◆ TASK DETAILS
Where the word "icon" occurs in a line, return that line.

(Records from a data source)
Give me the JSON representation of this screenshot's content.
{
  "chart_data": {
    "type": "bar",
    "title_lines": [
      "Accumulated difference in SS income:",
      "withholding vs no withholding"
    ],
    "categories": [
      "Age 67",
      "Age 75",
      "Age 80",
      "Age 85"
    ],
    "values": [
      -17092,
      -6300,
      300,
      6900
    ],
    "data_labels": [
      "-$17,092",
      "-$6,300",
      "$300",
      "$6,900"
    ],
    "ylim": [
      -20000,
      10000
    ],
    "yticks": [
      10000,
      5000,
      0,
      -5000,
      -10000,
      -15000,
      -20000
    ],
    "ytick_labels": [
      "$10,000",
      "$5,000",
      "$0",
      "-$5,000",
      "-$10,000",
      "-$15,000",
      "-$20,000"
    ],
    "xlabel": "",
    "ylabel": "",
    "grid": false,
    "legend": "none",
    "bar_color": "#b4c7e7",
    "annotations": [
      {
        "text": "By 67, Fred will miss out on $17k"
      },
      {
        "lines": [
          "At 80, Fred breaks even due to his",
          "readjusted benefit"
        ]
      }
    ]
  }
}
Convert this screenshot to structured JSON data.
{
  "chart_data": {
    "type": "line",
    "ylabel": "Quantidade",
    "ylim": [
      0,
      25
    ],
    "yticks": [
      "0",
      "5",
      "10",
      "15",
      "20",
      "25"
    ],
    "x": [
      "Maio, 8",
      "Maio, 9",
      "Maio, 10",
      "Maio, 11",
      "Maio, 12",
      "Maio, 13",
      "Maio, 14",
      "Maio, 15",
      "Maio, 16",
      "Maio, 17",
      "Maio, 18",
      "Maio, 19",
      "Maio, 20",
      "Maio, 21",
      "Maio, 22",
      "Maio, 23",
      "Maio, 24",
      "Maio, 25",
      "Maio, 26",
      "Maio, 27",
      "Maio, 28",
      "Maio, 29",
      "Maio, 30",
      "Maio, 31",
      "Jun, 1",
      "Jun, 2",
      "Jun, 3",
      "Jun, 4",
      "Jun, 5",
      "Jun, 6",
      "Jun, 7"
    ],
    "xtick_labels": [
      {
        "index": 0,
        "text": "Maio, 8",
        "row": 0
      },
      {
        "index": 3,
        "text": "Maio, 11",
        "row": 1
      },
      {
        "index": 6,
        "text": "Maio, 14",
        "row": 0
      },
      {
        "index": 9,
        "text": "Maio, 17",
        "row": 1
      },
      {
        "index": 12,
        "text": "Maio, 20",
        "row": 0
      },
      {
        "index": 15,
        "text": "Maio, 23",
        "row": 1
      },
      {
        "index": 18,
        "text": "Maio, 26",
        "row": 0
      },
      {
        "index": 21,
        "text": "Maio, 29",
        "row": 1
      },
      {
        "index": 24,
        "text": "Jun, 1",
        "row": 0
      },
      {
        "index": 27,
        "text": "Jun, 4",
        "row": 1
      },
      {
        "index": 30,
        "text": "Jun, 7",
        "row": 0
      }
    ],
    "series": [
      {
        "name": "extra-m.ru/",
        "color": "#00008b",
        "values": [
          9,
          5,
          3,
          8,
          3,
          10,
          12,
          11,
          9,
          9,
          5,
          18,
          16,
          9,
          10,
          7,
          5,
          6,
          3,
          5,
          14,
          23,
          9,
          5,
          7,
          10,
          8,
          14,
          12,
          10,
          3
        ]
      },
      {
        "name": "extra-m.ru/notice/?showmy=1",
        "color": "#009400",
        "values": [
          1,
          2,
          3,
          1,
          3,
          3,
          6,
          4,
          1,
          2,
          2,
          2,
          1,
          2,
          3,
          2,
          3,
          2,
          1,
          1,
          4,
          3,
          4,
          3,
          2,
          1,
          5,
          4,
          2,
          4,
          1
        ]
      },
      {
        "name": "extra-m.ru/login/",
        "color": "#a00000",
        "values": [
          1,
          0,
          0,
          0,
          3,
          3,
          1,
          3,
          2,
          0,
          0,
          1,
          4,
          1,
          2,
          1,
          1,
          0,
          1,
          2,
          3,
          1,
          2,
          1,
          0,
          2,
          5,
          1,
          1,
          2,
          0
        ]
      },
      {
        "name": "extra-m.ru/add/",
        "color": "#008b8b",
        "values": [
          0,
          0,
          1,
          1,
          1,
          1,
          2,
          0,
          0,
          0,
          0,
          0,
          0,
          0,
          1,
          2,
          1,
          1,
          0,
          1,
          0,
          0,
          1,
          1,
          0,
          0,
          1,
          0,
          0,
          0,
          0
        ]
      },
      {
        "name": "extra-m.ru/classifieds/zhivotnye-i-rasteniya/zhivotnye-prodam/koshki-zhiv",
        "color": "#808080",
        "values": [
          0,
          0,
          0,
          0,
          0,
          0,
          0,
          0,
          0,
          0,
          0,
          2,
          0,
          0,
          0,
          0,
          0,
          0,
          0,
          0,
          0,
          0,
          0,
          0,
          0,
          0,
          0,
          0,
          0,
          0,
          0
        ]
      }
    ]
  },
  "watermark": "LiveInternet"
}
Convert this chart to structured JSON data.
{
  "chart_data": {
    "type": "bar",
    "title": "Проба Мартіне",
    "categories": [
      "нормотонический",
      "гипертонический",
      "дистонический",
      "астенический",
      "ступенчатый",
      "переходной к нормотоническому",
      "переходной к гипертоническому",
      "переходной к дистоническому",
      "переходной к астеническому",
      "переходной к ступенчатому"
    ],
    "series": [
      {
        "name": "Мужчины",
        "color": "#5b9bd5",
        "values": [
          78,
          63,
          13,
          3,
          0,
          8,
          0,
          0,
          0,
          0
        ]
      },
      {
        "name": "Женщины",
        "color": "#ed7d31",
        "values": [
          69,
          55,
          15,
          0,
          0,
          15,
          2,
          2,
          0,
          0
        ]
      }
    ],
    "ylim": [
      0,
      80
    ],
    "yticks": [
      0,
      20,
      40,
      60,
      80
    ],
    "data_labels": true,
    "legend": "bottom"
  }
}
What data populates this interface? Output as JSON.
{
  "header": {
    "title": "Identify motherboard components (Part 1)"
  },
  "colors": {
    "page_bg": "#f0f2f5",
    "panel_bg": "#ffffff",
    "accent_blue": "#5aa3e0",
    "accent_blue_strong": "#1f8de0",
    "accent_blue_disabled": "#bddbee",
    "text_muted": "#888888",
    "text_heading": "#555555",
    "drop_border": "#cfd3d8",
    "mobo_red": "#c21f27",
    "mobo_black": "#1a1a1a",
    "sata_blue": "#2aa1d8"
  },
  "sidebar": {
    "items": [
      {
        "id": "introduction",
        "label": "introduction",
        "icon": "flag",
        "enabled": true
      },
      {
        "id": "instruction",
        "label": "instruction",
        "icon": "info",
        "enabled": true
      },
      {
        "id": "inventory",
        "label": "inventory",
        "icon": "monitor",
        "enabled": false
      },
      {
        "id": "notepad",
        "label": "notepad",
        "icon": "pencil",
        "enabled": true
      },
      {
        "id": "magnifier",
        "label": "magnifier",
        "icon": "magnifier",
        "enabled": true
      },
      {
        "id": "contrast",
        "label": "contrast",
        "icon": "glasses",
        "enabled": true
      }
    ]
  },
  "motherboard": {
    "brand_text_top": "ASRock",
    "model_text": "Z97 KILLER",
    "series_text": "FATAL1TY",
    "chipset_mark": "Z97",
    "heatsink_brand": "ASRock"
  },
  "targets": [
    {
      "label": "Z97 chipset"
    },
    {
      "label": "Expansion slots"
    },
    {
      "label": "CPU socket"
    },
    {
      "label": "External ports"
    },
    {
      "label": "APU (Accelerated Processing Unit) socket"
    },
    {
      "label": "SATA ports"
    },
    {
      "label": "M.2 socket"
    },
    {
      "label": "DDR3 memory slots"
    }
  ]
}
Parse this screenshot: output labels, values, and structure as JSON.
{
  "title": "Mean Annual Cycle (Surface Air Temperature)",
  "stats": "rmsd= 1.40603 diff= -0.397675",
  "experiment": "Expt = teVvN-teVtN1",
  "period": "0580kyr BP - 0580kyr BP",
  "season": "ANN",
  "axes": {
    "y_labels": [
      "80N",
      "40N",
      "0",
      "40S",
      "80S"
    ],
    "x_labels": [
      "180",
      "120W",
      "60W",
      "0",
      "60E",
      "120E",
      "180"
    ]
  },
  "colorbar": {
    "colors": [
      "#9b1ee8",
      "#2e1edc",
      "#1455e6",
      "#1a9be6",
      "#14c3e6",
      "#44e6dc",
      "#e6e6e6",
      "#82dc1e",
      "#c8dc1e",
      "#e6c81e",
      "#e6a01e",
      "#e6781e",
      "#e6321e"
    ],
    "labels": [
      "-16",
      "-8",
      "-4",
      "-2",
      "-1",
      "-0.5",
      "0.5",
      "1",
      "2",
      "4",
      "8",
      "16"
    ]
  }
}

◆ WORKED ANSWER
        "icon": "flag",
        "icon": "info",
        "icon": "monitor",
        "icon": "pencil",
        "icon": "magnifier",
        "icon": "glasses",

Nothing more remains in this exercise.